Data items
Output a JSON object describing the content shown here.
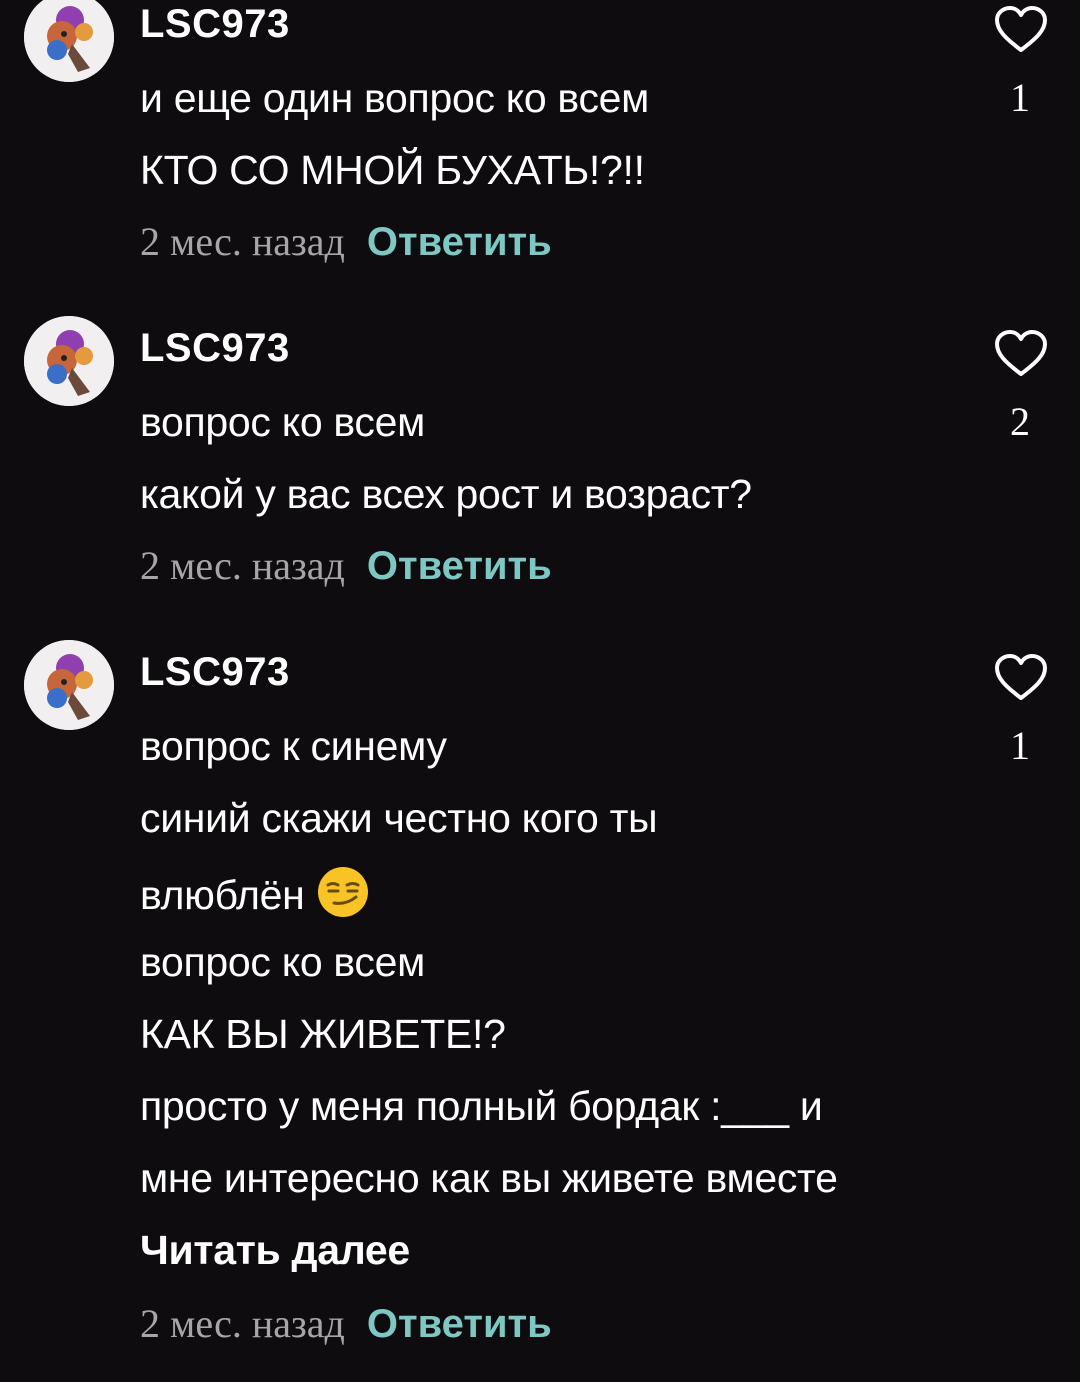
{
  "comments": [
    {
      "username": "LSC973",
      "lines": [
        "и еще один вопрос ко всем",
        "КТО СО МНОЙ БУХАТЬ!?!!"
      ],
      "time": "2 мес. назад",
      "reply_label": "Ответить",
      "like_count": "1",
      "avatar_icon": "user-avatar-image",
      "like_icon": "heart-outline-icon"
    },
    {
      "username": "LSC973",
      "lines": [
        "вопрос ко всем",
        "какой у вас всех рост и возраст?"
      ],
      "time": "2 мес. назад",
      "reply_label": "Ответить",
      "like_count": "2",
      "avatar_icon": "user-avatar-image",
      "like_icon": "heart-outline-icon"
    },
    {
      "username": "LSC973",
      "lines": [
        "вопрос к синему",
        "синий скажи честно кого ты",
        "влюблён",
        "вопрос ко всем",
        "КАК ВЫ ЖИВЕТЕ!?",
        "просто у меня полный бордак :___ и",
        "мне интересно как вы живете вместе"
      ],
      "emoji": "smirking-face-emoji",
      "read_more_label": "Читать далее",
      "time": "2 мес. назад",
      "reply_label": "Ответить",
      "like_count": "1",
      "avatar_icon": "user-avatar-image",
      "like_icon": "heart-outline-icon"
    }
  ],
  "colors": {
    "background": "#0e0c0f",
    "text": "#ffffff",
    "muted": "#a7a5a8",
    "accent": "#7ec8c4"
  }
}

EXERCISE DESCRIPTION: Repeat each record exactly, with the pictures left out.

TASK RESULT:
Output a JSON object describing the content shown here.
{
  "comments": [
    {
      "username": "LSC973",
      "lines": [
        "и еще один вопрос ко всем",
        "КТО СО МНОЙ БУХАТЬ!?!!"
      ],
      "time": "2 мес. назад",
      "reply_label": "Ответить",
      "like_count": "1",
      "avatar_icon": "user-avatar-image",
      "like_icon": "heart-outline-icon"
    },
    {
      "username": "LSC973",
      "lines": [
        "вопрос ко всем",
        "какой у вас всех рост и возраст?"
      ],
      "time": "2 мес. назад",
      "reply_label": "Ответить",
      "like_count": "2",
      "avatar_icon": "user-avatar-image",
      "like_icon": "heart-outline-icon"
    },
    {
      "username": "LSC973",
      "lines": [
        "вопрос к синему",
        "синий скажи честно кого ты",
        "влюблён",
        "вопрос ко всем",
        "КАК ВЫ ЖИВЕТЕ!?",
        "просто у меня полный бордак :___ и",
        "мне интересно как вы живете вместе"
      ],
      "emoji": "smirking-face-emoji",
      "read_more_label": "Читать далее",
      "time": "2 мес. назад",
      "reply_label": "Ответить",
      "like_count": "1",
      "avatar_icon": "user-avatar-image",
      "like_icon": "heart-outline-icon"
    }
  ],
  "colors": {
    "background": "#0e0c0f",
    "text": "#ffffff",
    "muted": "#a7a5a8",
    "accent": "#7ec8c4"
  }
}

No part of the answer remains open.